=== Data rows ===

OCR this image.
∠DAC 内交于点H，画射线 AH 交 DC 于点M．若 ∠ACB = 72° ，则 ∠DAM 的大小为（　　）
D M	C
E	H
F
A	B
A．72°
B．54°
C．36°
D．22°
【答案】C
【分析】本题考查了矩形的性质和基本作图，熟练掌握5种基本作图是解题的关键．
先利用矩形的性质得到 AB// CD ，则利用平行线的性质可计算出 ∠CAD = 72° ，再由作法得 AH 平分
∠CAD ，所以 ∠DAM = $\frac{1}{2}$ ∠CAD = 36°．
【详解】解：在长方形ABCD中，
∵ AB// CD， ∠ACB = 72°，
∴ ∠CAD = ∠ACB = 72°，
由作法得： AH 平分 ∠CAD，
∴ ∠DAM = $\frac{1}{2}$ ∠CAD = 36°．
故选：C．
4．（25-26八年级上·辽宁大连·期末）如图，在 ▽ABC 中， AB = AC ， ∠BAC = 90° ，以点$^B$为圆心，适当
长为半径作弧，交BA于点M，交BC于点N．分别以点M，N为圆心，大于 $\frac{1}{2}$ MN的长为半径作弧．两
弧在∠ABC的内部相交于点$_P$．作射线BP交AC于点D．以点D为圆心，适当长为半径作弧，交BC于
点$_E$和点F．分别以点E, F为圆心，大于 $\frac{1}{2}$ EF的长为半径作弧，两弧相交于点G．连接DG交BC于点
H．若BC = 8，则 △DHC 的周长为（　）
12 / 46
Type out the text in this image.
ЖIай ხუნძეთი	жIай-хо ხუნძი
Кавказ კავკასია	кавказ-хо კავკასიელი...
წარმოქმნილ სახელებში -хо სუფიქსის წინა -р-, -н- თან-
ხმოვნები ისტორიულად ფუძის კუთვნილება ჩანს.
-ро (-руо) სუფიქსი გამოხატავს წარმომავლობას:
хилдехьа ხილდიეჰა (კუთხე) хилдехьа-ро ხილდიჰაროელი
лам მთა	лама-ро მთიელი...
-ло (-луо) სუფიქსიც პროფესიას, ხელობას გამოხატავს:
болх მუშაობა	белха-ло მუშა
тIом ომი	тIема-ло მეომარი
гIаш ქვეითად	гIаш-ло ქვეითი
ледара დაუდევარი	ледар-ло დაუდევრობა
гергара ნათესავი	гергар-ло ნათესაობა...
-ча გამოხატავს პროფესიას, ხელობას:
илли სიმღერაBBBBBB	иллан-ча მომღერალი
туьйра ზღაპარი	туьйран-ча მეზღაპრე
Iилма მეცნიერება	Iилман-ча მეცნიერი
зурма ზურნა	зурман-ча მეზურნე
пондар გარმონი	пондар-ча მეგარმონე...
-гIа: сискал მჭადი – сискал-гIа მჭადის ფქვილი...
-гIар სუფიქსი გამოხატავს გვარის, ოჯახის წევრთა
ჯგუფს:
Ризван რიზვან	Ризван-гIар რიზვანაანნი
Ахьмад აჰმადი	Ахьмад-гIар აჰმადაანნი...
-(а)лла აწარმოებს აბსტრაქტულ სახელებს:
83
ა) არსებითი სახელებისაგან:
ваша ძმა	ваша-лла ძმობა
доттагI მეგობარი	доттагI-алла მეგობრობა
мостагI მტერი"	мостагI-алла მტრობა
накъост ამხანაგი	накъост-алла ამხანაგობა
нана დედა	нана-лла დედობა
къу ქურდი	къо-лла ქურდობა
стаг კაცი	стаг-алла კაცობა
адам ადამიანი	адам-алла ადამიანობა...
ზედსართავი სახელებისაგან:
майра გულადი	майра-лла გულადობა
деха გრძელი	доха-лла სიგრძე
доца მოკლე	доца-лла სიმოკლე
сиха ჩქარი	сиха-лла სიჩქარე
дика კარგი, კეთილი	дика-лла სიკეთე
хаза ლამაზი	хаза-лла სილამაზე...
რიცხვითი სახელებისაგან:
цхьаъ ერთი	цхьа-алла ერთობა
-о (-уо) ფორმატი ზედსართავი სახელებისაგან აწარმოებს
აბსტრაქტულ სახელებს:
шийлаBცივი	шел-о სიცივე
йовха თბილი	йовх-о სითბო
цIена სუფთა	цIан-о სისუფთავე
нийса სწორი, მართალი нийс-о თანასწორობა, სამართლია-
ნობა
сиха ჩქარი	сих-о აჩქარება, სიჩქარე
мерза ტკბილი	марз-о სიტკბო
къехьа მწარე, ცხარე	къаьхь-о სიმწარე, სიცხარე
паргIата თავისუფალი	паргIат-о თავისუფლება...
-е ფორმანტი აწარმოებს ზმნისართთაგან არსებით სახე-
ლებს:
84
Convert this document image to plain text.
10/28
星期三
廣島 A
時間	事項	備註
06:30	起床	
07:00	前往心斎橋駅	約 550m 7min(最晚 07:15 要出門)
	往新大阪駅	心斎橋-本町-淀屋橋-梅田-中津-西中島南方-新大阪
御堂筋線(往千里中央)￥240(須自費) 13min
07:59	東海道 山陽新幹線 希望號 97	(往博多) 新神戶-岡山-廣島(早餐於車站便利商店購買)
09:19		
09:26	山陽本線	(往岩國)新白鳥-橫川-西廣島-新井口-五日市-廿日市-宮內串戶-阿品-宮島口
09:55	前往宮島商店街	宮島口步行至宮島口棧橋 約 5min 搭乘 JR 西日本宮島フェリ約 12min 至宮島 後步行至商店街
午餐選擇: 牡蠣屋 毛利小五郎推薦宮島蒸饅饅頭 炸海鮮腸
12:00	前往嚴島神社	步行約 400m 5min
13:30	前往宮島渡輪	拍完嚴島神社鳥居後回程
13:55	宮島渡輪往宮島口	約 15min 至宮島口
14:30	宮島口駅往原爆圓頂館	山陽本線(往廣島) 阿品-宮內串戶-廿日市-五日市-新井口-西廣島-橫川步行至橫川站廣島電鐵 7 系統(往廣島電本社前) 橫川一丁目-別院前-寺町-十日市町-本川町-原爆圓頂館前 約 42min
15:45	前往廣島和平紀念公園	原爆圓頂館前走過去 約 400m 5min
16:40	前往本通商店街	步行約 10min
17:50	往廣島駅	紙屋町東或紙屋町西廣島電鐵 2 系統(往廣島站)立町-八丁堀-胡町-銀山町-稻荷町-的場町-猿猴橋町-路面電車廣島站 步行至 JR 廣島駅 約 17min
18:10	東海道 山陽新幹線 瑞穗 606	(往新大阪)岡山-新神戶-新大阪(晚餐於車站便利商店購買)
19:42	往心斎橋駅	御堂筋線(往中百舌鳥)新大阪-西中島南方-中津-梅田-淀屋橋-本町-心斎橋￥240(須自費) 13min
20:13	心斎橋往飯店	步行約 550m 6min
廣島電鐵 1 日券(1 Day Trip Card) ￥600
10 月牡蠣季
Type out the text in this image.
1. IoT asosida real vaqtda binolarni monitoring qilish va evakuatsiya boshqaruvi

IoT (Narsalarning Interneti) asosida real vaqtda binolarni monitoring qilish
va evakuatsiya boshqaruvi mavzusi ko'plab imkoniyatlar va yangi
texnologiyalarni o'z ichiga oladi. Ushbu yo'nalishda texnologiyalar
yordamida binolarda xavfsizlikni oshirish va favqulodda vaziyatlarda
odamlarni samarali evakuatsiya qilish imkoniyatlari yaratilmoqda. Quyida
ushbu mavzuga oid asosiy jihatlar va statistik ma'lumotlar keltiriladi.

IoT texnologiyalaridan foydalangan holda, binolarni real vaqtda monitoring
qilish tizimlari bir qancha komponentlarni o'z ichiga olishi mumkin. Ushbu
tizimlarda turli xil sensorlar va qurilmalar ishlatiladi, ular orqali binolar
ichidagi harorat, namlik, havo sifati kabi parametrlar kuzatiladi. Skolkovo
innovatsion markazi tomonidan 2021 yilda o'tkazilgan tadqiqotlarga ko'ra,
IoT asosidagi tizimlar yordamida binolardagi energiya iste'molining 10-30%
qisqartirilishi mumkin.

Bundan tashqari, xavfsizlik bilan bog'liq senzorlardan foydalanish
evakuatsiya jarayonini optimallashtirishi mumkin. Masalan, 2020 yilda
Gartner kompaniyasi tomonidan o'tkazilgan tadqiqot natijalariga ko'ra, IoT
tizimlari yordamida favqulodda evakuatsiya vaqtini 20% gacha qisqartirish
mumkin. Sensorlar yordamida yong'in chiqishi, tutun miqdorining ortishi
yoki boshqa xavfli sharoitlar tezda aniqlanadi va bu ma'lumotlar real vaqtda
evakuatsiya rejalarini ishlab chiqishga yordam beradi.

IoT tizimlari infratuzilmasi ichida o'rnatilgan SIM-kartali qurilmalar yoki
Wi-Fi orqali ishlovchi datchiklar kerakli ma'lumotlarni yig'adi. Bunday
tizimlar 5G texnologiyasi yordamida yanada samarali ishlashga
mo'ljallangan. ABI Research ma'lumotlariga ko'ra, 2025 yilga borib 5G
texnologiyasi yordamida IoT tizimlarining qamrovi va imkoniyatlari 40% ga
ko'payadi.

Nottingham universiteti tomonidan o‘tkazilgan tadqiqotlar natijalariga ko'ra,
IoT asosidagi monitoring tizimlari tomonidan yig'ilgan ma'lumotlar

===

Problem
Establish how many lines of the records contain the string "სიჩქარე" and state that number without elaboration.

Finished exercise
2